= Beginning of Section =

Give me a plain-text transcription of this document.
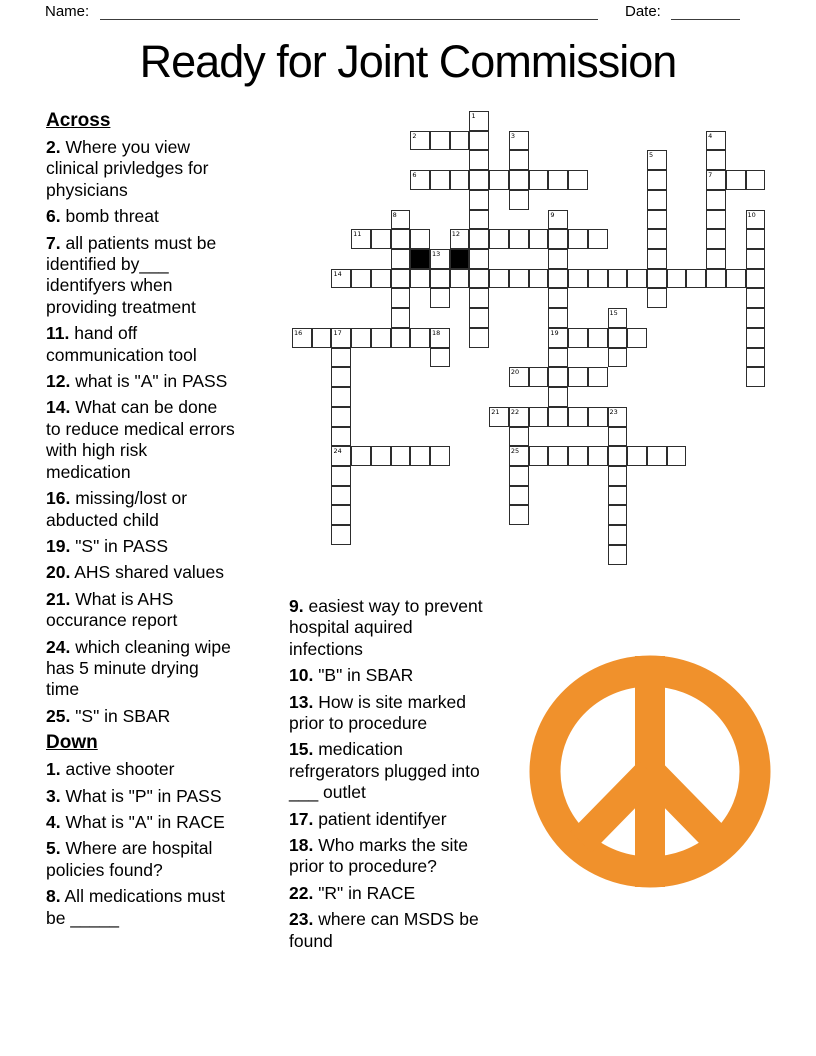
Name:	Date:
Ready for Joint Commission
Across

2. Where you view clinical privledges for physicians

6. bomb threat

7. all patients must be identified by___ identifyers when providing treatment

11. hand off communication tool

12. what is "A" in PASS

14. What can be done to reduce medical errors with high risk medication

16. missing/lost or abducted child

19. "S" in PASS

20. AHS shared values

21. What is AHS occurance report

24. which cleaning wipe has 5 minute drying time

25. "S" in SBAR

Down

1. active shooter

3. What is "P" in PASS

4. What is "A" in RACE

5. Where are hospital policies found?

8. All medications must be _____

9. easiest way to prevent hospital aquired infections

10. "B" in SBAR

13. How is site marked prior to procedure

15. medication refrgerators plugged into ___ outlet

17. patient identifyer

18. Who marks the site prior to procedure?

22. "R" in RACE

23. where can MSDS be found

1
2	3	4
7
5
6
8	9
19
10
11	12
13
14
15
16	17	18
24
20
21 22	23
25
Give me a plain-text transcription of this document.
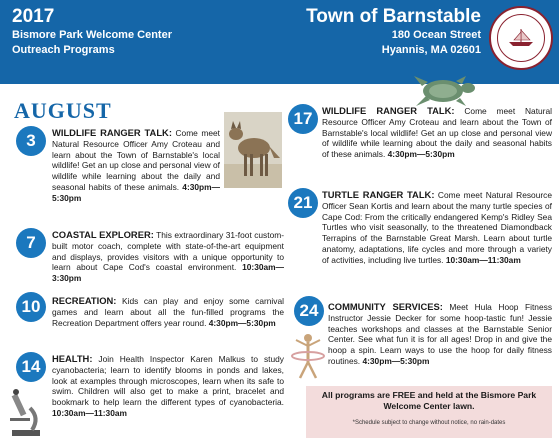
2017
Bismore Park Welcome Center
Outreach Programs
Town of Barnstable
180 Ocean Street
Hyannis, MA 02601
AUGUST
3	WILDLIFE RANGER TALK: Come meet Natural Resource Officer Amy Croteau and learn about the Town of Barnstable's local wildlife! Get an up close and personal view of wildlife while learning about the daily and seasonal habits of these animals. 4:30pm—5:30pm
7	COASTAL EXPLORER: This extraordinary 31-foot custom-built motor coach, complete with state-of-the-art equipment and displays, provides visitors with a unique opportunity to learn about Cape Cod's coastal environment. 10:30am—3:30pm
10	RECREATION: Kids can play and enjoy some carnival games and learn about all the fun-filled programs the Recreation Department offers year round. 4:30pm—5:30pm
14	HEALTH: Join Health Inspector Karen Malkus to study cyanobacteria; learn to identify blooms in ponds and lakes, look at examples through microscopes, learn when its safe to swim. Children will also get to make a print, bracelet and bookmark to help learn the different types of cyanobacteria. 10:30am—11:30am
17	WILDLIFE RANGER TALK: Come meet Natural Resource Officer Amy Croteau and learn about the Town of Barnstable's local wildlife! Get an up close and personal view of wildlife while learning about the daily and seasonal habits of these animals. 4:30pm—5:30pm
21	TURTLE RANGER TALK: Come meet Natural Resource Officer Sean Kortis and learn about the many turtle species of Cape Cod: From the critically endangered Kemp's Ridley Sea Turtles who visit seasonally, to the threatened Diamondback Terrapins of the Barnstable Great Marsh. Learn about turtle anatomy, adaptations, life cycles and more through a variety of activities, including live turtles. 10:30am—11:30am
24	COMMUNITY SERVICES: Meet Hula Hoop Fitness Instructor Jessie Decker for some hoop‑tastic fun! Jessie teaches workshops and classes at the Barnstable Senior Center. See what fun it is for all ages! Drop in and give the hoop a spin. Learn ways to use the hoop for daily fitness routines. 4:30pm—5:30pm
All programs are FREE and held at the Bismore Park Welcome Center lawn.
*Schedule subject to change without notice, no rain-dates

= End of Section =

Problem statement
Please copy the records above word for word, leaving out every picture.

Written reply
Give me a plain-text transcription of this document.
Name:	Date:
Ready for Joint Commission
Across

2. Where you view clinical privledges for physicians

6. bomb threat

7. all patients must be identified by___ identifyers when providing treatment

11. hand off communication tool

12. what is "A" in PASS

14. What can be done to reduce medical errors with high risk medication

16. missing/lost or abducted child

19. "S" in PASS

20. AHS shared values

21. What is AHS occurance report

24. which cleaning wipe has 5 minute drying time

25. "S" in SBAR

Down

1. active shooter

3. What is "P" in PASS

4. What is "A" in RACE

5. Where are hospital policies found?

8. All medications must be _____

9. easiest way to prevent hospital aquired infections

10. "B" in SBAR

13. How is site marked prior to procedure

15. medication refrgerators plugged into ___ outlet

17. patient identifyer

18. Who marks the site prior to procedure?

22. "R" in RACE

23. where can MSDS be found

1
2	3	4
7
5
6
8	9
19
10
11	12
13
14
15
16	17	18
24
20
21 22	23
25
Give me a plain-text transcription of this document.
2017
Bismore Park Welcome Center
Outreach Programs
Town of Barnstable
180 Ocean Street
Hyannis, MA 02601
AUGUST
3	WILDLIFE RANGER TALK: Come meet Natural Resource Officer Amy Croteau and learn about the Town of Barnstable's local wildlife! Get an up close and personal view of wildlife while learning about the daily and seasonal habits of these animals. 4:30pm—5:30pm
7	COASTAL EXPLORER: This extraordinary 31-foot custom-built motor coach, complete with state-of-the-art equipment and displays, provides visitors with a unique opportunity to learn about Cape Cod's coastal environment. 10:30am—3:30pm
10	RECREATION: Kids can play and enjoy some carnival games and learn about all the fun-filled programs the Recreation Department offers year round. 4:30pm—5:30pm
14	HEALTH: Join Health Inspector Karen Malkus to study cyanobacteria; learn to identify blooms in ponds and lakes, look at examples through microscopes, learn when its safe to swim. Children will also get to make a print, bracelet and bookmark to help learn the different types of cyanobacteria. 10:30am—11:30am
17	WILDLIFE RANGER TALK: Come meet Natural Resource Officer Amy Croteau and learn about the Town of Barnstable's local wildlife! Get an up close and personal view of wildlife while learning about the daily and seasonal habits of these animals. 4:30pm—5:30pm
21	TURTLE RANGER TALK: Come meet Natural Resource Officer Sean Kortis and learn about the many turtle species of Cape Cod: From the critically endangered Kemp's Ridley Sea Turtles who visit seasonally, to the threatened Diamondback Terrapins of the Barnstable Great Marsh. Learn about turtle anatomy, adaptations, life cycles and more through a variety of activities, including live turtles. 10:30am—11:30am
24	COMMUNITY SERVICES: Meet Hula Hoop Fitness Instructor Jessie Decker for some hoop‑tastic fun! Jessie teaches workshops and classes at the Barnstable Senior Center. See what fun it is for all ages! Drop in and give the hoop a spin. Learn ways to use the hoop for daily fitness routines. 4:30pm—5:30pm
All programs are FREE and held at the Bismore Park Welcome Center lawn.
*Schedule subject to change without notice, no rain-dates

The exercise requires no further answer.